**WRITTEN PROBLEM:**
Word for word, set down the records and skip each picture.

**DATA SHOWN:**
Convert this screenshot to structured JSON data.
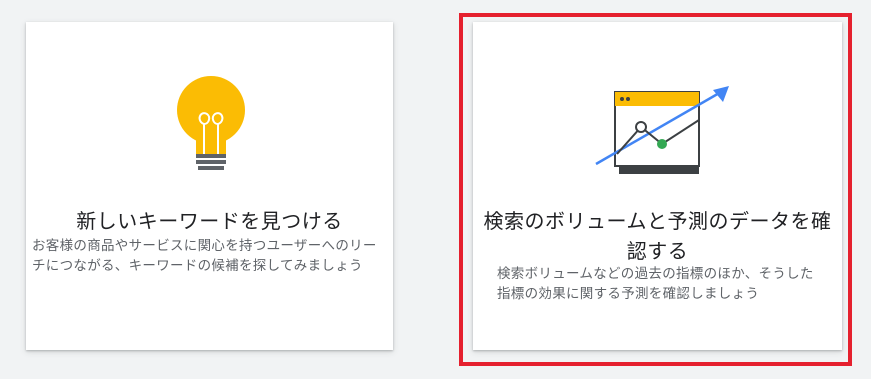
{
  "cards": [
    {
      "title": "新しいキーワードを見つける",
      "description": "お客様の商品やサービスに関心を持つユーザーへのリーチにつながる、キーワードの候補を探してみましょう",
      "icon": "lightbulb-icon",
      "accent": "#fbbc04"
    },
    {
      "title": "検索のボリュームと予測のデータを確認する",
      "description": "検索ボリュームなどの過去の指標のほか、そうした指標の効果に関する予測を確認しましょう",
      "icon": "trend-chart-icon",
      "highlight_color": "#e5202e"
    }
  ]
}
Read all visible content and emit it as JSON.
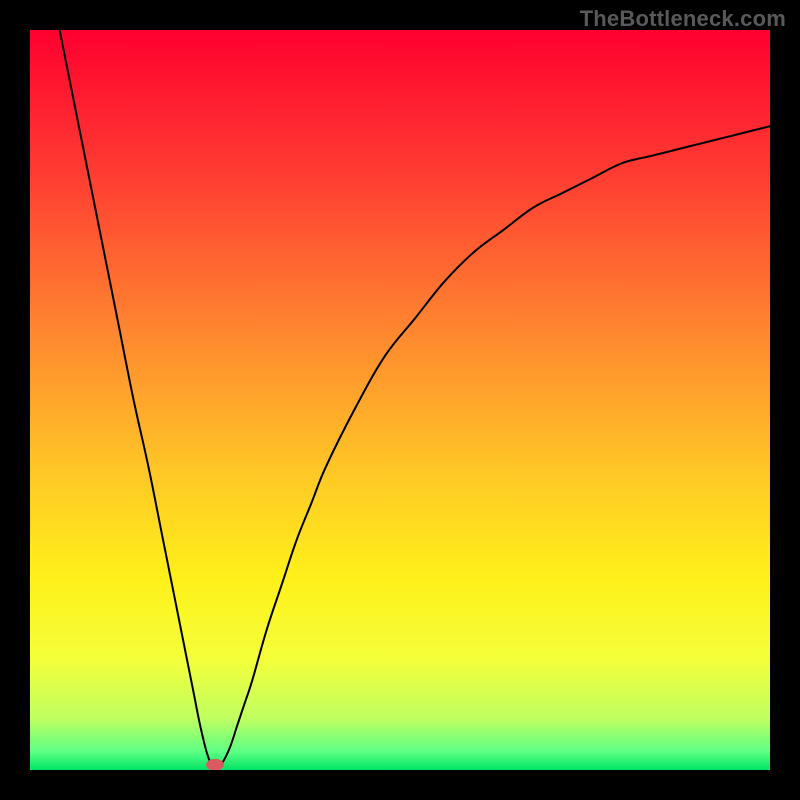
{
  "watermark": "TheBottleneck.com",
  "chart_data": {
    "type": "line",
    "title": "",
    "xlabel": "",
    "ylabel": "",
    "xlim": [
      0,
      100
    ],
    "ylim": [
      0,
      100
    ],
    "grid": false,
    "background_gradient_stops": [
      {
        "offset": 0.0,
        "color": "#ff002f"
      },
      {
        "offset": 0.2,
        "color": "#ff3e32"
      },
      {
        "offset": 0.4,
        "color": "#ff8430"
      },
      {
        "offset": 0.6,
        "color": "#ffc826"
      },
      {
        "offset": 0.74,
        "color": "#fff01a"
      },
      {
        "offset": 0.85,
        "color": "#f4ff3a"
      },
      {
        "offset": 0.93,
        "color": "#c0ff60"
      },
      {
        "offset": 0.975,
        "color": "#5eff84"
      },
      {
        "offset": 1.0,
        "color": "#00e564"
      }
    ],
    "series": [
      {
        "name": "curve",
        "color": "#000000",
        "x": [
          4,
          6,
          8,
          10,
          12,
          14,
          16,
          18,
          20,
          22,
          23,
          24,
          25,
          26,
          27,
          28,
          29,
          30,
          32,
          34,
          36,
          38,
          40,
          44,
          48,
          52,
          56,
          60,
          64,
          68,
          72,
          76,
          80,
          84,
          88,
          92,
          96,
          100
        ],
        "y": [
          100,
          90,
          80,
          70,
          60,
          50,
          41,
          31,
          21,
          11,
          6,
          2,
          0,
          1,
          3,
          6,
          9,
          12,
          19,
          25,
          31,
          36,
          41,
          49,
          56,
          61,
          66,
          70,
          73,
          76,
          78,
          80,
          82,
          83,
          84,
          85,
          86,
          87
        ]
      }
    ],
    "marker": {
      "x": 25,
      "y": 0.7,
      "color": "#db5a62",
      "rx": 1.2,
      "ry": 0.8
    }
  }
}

**IN RESPONSE:**
Convert this screenshot to structured JSON data.
{
  "cards": [
    {
      "title": "新しいキーワードを見つける",
      "description": "お客様の商品やサービスに関心を持つユーザーへのリーチにつながる、キーワードの候補を探してみましょう",
      "icon": "lightbulb-icon",
      "accent": "#fbbc04"
    },
    {
      "title": "検索のボリュームと予測のデータを確認する",
      "description": "検索ボリュームなどの過去の指標のほか、そうした指標の効果に関する予測を確認しましょう",
      "icon": "trend-chart-icon",
      "highlight_color": "#e5202e"
    }
  ]
}
Read all visible content and emit it as JSON.
{
  "watermark": "TheBottleneck.com",
  "chart_data": {
    "type": "line",
    "title": "",
    "xlabel": "",
    "ylabel": "",
    "xlim": [
      0,
      100
    ],
    "ylim": [
      0,
      100
    ],
    "grid": false,
    "background_gradient_stops": [
      {
        "offset": 0.0,
        "color": "#ff002f"
      },
      {
        "offset": 0.2,
        "color": "#ff3e32"
      },
      {
        "offset": 0.4,
        "color": "#ff8430"
      },
      {
        "offset": 0.6,
        "color": "#ffc826"
      },
      {
        "offset": 0.74,
        "color": "#fff01a"
      },
      {
        "offset": 0.85,
        "color": "#f4ff3a"
      },
      {
        "offset": 0.93,
        "color": "#c0ff60"
      },
      {
        "offset": 0.975,
        "color": "#5eff84"
      },
      {
        "offset": 1.0,
        "color": "#00e564"
      }
    ],
    "series": [
      {
        "name": "curve",
        "color": "#000000",
        "x": [
          4,
          6,
          8,
          10,
          12,
          14,
          16,
          18,
          20,
          22,
          23,
          24,
          25,
          26,
          27,
          28,
          29,
          30,
          32,
          34,
          36,
          38,
          40,
          44,
          48,
          52,
          56,
          60,
          64,
          68,
          72,
          76,
          80,
          84,
          88,
          92,
          96,
          100
        ],
        "y": [
          100,
          90,
          80,
          70,
          60,
          50,
          41,
          31,
          21,
          11,
          6,
          2,
          0,
          1,
          3,
          6,
          9,
          12,
          19,
          25,
          31,
          36,
          41,
          49,
          56,
          61,
          66,
          70,
          73,
          76,
          78,
          80,
          82,
          83,
          84,
          85,
          86,
          87
        ]
      }
    ],
    "marker": {
      "x": 25,
      "y": 0.7,
      "color": "#db5a62",
      "rx": 1.2,
      "ry": 0.8
    }
  }
}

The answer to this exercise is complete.